Data items:
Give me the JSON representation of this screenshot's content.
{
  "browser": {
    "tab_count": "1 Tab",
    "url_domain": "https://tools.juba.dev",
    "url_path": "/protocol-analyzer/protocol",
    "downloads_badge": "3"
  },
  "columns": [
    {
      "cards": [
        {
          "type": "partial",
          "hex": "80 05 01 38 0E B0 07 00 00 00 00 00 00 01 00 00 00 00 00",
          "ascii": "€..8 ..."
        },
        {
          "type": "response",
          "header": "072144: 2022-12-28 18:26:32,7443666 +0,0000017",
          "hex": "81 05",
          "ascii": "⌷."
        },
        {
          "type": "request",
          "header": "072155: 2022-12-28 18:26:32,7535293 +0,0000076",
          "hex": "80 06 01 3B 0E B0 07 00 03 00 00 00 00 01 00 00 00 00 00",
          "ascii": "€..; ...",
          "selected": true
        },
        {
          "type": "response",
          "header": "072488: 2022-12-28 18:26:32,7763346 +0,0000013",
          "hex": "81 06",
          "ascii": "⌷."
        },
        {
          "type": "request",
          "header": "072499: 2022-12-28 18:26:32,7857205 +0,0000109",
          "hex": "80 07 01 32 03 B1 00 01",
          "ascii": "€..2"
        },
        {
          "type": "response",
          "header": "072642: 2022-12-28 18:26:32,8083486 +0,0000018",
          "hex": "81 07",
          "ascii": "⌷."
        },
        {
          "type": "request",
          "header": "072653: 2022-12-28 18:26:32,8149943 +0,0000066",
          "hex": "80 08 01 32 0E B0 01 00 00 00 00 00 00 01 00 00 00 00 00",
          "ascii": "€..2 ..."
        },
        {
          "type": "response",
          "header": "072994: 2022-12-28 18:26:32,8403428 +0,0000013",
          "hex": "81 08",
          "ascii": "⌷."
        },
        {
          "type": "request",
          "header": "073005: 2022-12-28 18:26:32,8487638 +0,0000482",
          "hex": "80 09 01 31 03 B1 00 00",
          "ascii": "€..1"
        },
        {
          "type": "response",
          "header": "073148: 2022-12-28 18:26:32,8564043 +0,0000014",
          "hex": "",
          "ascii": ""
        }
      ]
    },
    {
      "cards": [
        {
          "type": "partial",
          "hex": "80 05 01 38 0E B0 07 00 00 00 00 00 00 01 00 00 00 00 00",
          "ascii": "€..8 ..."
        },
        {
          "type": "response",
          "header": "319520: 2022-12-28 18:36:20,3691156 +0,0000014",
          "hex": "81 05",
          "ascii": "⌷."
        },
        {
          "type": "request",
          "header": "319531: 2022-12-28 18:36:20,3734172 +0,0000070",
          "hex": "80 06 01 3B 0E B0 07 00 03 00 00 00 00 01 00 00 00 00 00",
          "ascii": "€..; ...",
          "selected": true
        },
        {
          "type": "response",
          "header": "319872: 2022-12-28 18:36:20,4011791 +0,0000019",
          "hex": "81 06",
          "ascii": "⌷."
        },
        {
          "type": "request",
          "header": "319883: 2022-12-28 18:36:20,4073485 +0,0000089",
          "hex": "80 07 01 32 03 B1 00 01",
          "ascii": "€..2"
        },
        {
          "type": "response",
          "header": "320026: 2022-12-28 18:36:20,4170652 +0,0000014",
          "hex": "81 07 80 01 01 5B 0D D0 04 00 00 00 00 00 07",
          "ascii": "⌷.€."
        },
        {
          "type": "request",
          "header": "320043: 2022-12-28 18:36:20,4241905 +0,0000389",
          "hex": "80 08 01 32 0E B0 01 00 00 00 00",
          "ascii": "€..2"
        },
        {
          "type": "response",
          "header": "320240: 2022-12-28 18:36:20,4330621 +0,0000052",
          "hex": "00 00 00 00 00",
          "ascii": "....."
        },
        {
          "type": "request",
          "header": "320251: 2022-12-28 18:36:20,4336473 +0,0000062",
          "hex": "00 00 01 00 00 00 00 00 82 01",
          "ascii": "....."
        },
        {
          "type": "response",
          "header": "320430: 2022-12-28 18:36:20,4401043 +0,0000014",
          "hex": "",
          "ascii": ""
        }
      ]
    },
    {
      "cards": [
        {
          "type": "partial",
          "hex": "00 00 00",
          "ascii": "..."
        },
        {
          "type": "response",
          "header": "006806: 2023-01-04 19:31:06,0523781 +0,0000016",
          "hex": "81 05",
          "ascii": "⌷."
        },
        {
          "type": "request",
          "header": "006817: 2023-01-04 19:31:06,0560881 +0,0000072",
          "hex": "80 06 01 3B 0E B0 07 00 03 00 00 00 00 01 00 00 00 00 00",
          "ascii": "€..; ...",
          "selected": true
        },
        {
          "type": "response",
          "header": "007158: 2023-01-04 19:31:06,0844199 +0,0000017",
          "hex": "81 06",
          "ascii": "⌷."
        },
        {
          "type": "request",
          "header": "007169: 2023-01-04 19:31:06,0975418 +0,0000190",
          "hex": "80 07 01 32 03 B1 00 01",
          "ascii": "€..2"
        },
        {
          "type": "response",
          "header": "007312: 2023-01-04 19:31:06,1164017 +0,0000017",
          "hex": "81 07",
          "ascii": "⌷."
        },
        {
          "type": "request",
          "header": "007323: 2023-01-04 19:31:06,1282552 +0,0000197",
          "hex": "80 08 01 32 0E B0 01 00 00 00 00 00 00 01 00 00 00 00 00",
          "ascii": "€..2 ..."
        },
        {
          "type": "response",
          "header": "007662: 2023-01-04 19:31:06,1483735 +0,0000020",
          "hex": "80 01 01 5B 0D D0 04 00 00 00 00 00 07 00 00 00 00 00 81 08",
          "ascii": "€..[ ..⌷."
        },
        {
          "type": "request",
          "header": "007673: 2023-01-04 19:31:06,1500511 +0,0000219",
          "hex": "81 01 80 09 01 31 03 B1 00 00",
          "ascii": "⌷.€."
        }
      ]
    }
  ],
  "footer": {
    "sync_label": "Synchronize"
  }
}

**REQUIREMENTS**: From the listing above, reproduce all the lines exactly.

**EXERCISE RESPONSE**:
Give me the JSON representation of this screenshot's content.
{
  "browser": {
    "tab_count": "1 Tab",
    "url_domain": "https://tools.juba.dev",
    "url_path": "/protocol-analyzer/protocol",
    "downloads_badge": "3"
  },
  "columns": [
    {
      "cards": [
        {
          "type": "partial",
          "hex": "80 05 01 38 0E B0 07 00 00 00 00 00 00 01 00 00 00 00 00",
          "ascii": "€..8 ..."
        },
        {
          "type": "response",
          "header": "072144: 2022-12-28 18:26:32,7443666 +0,0000017",
          "hex": "81 05",
          "ascii": "⌷."
        },
        {
          "type": "request",
          "header": "072155: 2022-12-28 18:26:32,7535293 +0,0000076",
          "hex": "80 06 01 3B 0E B0 07 00 03 00 00 00 00 01 00 00 00 00 00",
          "ascii": "€..; ...",
          "selected": true
        },
        {
          "type": "response",
          "header": "072488: 2022-12-28 18:26:32,7763346 +0,0000013",
          "hex": "81 06",
          "ascii": "⌷."
        },
        {
          "type": "request",
          "header": "072499: 2022-12-28 18:26:32,7857205 +0,0000109",
          "hex": "80 07 01 32 03 B1 00 01",
          "ascii": "€..2"
        },
        {
          "type": "response",
          "header": "072642: 2022-12-28 18:26:32,8083486 +0,0000018",
          "hex": "81 07",
          "ascii": "⌷."
        },
        {
          "type": "request",
          "header": "072653: 2022-12-28 18:26:32,8149943 +0,0000066",
          "hex": "80 08 01 32 0E B0 01 00 00 00 00 00 00 01 00 00 00 00 00",
          "ascii": "€..2 ..."
        },
        {
          "type": "response",
          "header": "072994: 2022-12-28 18:26:32,8403428 +0,0000013",
          "hex": "81 08",
          "ascii": "⌷."
        },
        {
          "type": "request",
          "header": "073005: 2022-12-28 18:26:32,8487638 +0,0000482",
          "hex": "80 09 01 31 03 B1 00 00",
          "ascii": "€..1"
        },
        {
          "type": "response",
          "header": "073148: 2022-12-28 18:26:32,8564043 +0,0000014",
          "hex": "",
          "ascii": ""
        }
      ]
    },
    {
      "cards": [
        {
          "type": "partial",
          "hex": "80 05 01 38 0E B0 07 00 00 00 00 00 00 01 00 00 00 00 00",
          "ascii": "€..8 ..."
        },
        {
          "type": "response",
          "header": "319520: 2022-12-28 18:36:20,3691156 +0,0000014",
          "hex": "81 05",
          "ascii": "⌷."
        },
        {
          "type": "request",
          "header": "319531: 2022-12-28 18:36:20,3734172 +0,0000070",
          "hex": "80 06 01 3B 0E B0 07 00 03 00 00 00 00 01 00 00 00 00 00",
          "ascii": "€..; ...",
          "selected": true
        },
        {
          "type": "response",
          "header": "319872: 2022-12-28 18:36:20,4011791 +0,0000019",
          "hex": "81 06",
          "ascii": "⌷."
        },
        {
          "type": "request",
          "header": "319883: 2022-12-28 18:36:20,4073485 +0,0000089",
          "hex": "80 07 01 32 03 B1 00 01",
          "ascii": "€..2"
        },
        {
          "type": "response",
          "header": "320026: 2022-12-28 18:36:20,4170652 +0,0000014",
          "hex": "81 07 80 01 01 5B 0D D0 04 00 00 00 00 00 07",
          "ascii": "⌷.€."
        },
        {
          "type": "request",
          "header": "320043: 2022-12-28 18:36:20,4241905 +0,0000389",
          "hex": "80 08 01 32 0E B0 01 00 00 00 00",
          "ascii": "€..2"
        },
        {
          "type": "response",
          "header": "320240: 2022-12-28 18:36:20,4330621 +0,0000052",
          "hex": "00 00 00 00 00",
          "ascii": "....."
        },
        {
          "type": "request",
          "header": "320251: 2022-12-28 18:36:20,4336473 +0,0000062",
          "hex": "00 00 01 00 00 00 00 00 82 01",
          "ascii": "....."
        },
        {
          "type": "response",
          "header": "320430: 2022-12-28 18:36:20,4401043 +0,0000014",
          "hex": "",
          "ascii": ""
        }
      ]
    },
    {
      "cards": [
        {
          "type": "partial",
          "hex": "00 00 00",
          "ascii": "..."
        },
        {
          "type": "response",
          "header": "006806: 2023-01-04 19:31:06,0523781 +0,0000016",
          "hex": "81 05",
          "ascii": "⌷."
        },
        {
          "type": "request",
          "header": "006817: 2023-01-04 19:31:06,0560881 +0,0000072",
          "hex": "80 06 01 3B 0E B0 07 00 03 00 00 00 00 01 00 00 00 00 00",
          "ascii": "€..; ...",
          "selected": true
        },
        {
          "type": "response",
          "header": "007158: 2023-01-04 19:31:06,0844199 +0,0000017",
          "hex": "81 06",
          "ascii": "⌷."
        },
        {
          "type": "request",
          "header": "007169: 2023-01-04 19:31:06,0975418 +0,0000190",
          "hex": "80 07 01 32 03 B1 00 01",
          "ascii": "€..2"
        },
        {
          "type": "response",
          "header": "007312: 2023-01-04 19:31:06,1164017 +0,0000017",
          "hex": "81 07",
          "ascii": "⌷."
        },
        {
          "type": "request",
          "header": "007323: 2023-01-04 19:31:06,1282552 +0,0000197",
          "hex": "80 08 01 32 0E B0 01 00 00 00 00 00 00 01 00 00 00 00 00",
          "ascii": "€..2 ..."
        },
        {
          "type": "response",
          "header": "007662: 2023-01-04 19:31:06,1483735 +0,0000020",
          "hex": "80 01 01 5B 0D D0 04 00 00 00 00 00 07 00 00 00 00 00 81 08",
          "ascii": "€..[ ..⌷."
        },
        {
          "type": "request",
          "header": "007673: 2023-01-04 19:31:06,1500511 +0,0000219",
          "hex": "81 01 80 09 01 31 03 B1 00 00",
          "ascii": "⌷.€."
        }
      ]
    }
  ],
  "footer": {
    "sync_label": "Synchronize"
  }
}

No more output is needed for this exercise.